Records shown:
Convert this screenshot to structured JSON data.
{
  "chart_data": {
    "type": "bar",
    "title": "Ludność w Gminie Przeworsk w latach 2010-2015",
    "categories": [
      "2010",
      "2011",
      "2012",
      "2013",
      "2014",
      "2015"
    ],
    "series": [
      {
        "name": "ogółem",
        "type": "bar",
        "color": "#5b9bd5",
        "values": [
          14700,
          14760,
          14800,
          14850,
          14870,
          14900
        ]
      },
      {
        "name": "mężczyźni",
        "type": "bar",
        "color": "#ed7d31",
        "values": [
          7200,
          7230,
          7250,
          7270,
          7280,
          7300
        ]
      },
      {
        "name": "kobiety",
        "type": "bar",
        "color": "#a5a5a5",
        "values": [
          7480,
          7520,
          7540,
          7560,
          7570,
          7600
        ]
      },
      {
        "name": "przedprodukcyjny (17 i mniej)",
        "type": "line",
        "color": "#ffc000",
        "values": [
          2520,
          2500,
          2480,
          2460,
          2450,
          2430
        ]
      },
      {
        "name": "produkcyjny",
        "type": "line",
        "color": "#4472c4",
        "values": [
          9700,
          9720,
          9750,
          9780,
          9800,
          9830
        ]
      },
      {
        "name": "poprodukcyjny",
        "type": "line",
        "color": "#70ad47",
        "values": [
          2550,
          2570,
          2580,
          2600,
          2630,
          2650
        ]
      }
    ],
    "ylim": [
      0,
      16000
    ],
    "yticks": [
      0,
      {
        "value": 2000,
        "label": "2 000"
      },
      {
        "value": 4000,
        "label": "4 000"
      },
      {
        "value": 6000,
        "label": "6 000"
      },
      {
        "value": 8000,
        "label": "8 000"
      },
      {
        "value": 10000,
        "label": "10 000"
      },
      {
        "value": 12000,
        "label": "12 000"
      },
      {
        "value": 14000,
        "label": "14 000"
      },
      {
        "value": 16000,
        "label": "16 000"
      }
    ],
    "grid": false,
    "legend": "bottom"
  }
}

What you are asked to do:
Give the complete listing a second time, exactly as it reads.

Reply:
Convert this screenshot to structured JSON data.
{
  "chart_data": {
    "type": "bar",
    "title": "Ludność w Gminie Przeworsk w latach 2010-2015",
    "categories": [
      "2010",
      "2011",
      "2012",
      "2013",
      "2014",
      "2015"
    ],
    "series": [
      {
        "name": "ogółem",
        "type": "bar",
        "color": "#5b9bd5",
        "values": [
          14700,
          14760,
          14800,
          14850,
          14870,
          14900
        ]
      },
      {
        "name": "mężczyźni",
        "type": "bar",
        "color": "#ed7d31",
        "values": [
          7200,
          7230,
          7250,
          7270,
          7280,
          7300
        ]
      },
      {
        "name": "kobiety",
        "type": "bar",
        "color": "#a5a5a5",
        "values": [
          7480,
          7520,
          7540,
          7560,
          7570,
          7600
        ]
      },
      {
        "name": "przedprodukcyjny (17 i mniej)",
        "type": "line",
        "color": "#ffc000",
        "values": [
          2520,
          2500,
          2480,
          2460,
          2450,
          2430
        ]
      },
      {
        "name": "produkcyjny",
        "type": "line",
        "color": "#4472c4",
        "values": [
          9700,
          9720,
          9750,
          9780,
          9800,
          9830
        ]
      },
      {
        "name": "poprodukcyjny",
        "type": "line",
        "color": "#70ad47",
        "values": [
          2550,
          2570,
          2580,
          2600,
          2630,
          2650
        ]
      }
    ],
    "ylim": [
      0,
      16000
    ],
    "yticks": [
      0,
      {
        "value": 2000,
        "label": "2 000"
      },
      {
        "value": 4000,
        "label": "4 000"
      },
      {
        "value": 6000,
        "label": "6 000"
      },
      {
        "value": 8000,
        "label": "8 000"
      },
      {
        "value": 10000,
        "label": "10 000"
      },
      {
        "value": 12000,
        "label": "12 000"
      },
      {
        "value": 14000,
        "label": "14 000"
      },
      {
        "value": 16000,
        "label": "16 000"
      }
    ],
    "grid": false,
    "legend": "bottom"
  }
}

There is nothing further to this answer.